— Start Listing —
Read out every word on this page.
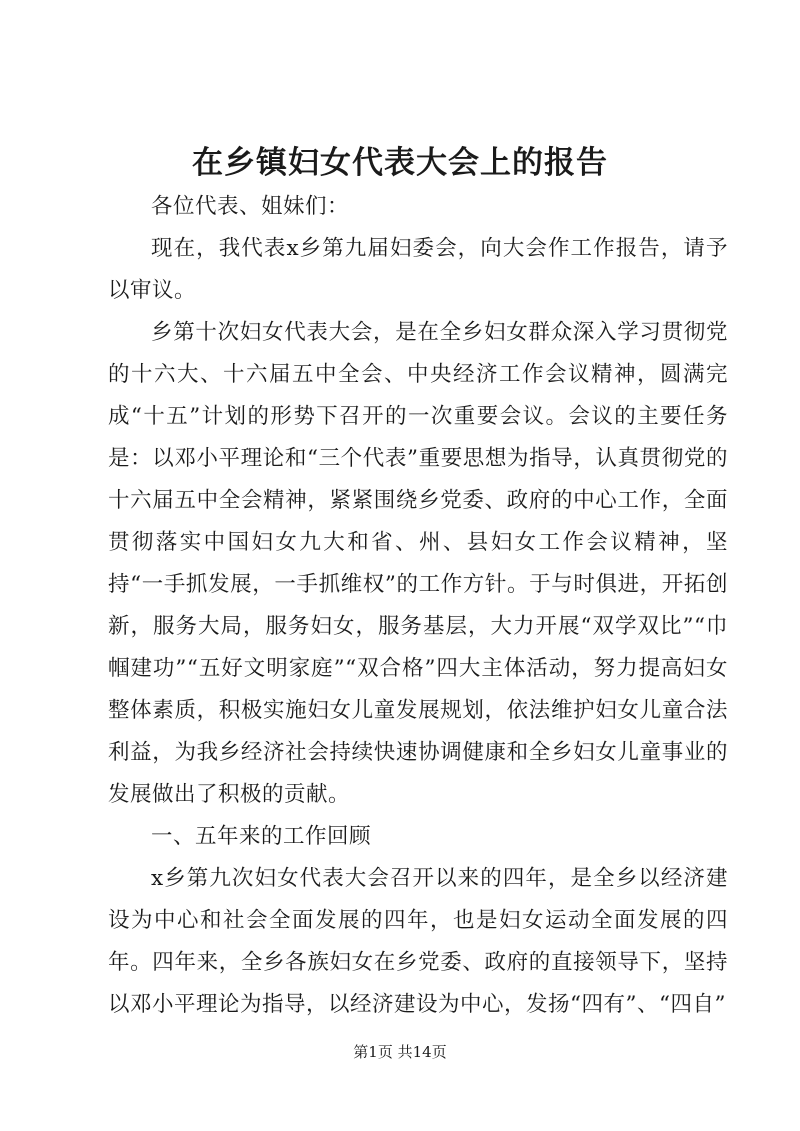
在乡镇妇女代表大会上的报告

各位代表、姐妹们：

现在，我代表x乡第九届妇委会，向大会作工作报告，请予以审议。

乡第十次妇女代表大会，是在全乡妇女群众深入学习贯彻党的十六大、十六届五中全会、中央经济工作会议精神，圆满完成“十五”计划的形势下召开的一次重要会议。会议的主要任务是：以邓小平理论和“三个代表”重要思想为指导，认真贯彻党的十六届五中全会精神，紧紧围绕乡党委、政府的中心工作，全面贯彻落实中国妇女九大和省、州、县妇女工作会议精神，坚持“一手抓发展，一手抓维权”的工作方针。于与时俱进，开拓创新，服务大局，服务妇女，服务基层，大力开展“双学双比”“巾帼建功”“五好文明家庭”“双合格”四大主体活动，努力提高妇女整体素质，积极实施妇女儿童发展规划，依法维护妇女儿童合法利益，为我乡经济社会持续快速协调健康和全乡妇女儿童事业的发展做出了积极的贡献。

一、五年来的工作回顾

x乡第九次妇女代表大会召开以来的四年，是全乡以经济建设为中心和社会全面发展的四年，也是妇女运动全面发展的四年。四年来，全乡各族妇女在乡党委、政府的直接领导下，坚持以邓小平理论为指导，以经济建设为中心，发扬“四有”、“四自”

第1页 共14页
— End Listing —
— Start Listing —
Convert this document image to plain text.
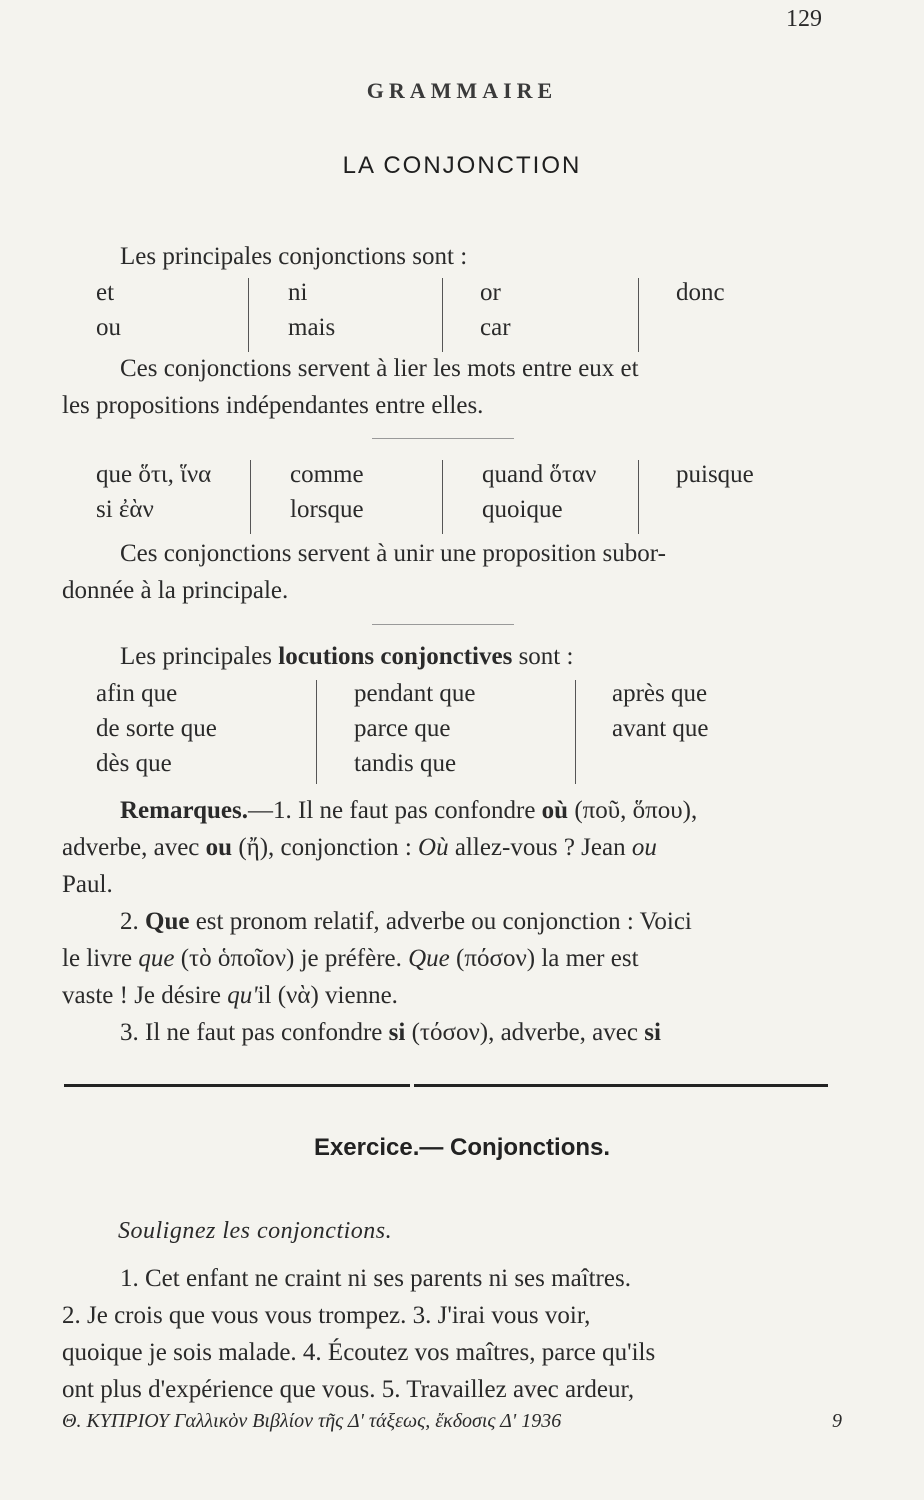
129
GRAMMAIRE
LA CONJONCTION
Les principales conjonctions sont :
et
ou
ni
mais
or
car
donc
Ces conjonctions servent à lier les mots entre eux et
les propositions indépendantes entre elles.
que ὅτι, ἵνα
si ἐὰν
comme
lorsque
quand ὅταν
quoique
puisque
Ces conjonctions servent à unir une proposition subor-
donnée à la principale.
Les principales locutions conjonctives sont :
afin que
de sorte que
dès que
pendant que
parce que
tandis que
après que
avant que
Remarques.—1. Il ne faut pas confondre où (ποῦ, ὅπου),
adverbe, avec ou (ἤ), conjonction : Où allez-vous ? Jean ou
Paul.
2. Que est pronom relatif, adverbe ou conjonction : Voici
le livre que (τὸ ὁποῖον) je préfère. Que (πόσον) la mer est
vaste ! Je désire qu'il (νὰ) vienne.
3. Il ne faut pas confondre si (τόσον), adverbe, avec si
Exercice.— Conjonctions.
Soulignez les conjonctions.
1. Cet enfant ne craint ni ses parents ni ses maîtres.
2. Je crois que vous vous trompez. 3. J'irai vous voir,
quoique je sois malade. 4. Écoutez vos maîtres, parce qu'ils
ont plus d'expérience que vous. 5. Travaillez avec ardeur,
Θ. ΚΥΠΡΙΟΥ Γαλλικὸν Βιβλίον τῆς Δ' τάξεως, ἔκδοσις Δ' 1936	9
— End Listing —
— Start Listing —
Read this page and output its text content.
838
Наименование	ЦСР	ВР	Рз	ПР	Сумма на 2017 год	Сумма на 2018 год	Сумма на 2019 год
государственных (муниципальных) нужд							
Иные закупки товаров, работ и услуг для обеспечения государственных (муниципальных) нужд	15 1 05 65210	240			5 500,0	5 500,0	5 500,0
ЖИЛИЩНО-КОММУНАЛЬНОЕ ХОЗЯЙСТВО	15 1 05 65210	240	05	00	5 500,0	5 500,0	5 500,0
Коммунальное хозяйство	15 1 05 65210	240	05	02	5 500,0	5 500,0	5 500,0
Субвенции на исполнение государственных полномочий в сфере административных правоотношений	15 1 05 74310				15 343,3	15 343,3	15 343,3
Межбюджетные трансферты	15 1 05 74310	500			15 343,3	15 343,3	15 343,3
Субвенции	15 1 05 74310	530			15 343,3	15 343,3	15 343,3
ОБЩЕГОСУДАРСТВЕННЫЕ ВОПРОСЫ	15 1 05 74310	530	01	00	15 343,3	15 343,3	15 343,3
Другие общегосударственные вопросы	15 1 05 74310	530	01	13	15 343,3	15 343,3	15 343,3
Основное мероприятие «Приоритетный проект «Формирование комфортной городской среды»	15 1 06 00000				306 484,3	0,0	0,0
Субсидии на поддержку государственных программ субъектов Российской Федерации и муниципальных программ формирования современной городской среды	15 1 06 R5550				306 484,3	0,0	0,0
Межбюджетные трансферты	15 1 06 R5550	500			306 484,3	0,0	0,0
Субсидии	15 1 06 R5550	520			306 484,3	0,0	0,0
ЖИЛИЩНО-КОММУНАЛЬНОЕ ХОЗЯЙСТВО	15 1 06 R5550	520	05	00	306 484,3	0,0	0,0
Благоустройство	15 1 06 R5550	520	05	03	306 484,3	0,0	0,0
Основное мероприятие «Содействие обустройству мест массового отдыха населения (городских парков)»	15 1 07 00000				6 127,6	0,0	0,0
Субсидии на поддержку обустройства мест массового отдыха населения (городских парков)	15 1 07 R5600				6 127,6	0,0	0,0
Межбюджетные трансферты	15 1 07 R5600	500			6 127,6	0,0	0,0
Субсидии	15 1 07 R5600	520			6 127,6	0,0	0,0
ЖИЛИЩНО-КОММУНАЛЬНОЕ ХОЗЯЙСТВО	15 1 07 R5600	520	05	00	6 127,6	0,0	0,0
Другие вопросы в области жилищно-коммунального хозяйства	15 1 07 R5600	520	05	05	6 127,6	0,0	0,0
— End Listing —
_Direction_: Find the lines that include the string "населения", then copy each of them.

_Final answer_:
Основное мероприятие «Содействие обустройству мест массового отдыха населения (городских парков)»	15 1 07 00000				6 127,6	0,0	0,0
Субсидии на поддержку обустройства мест массового отдыха населения (городских парков)	15 1 07 R5600				6 127,6	0,0	0,0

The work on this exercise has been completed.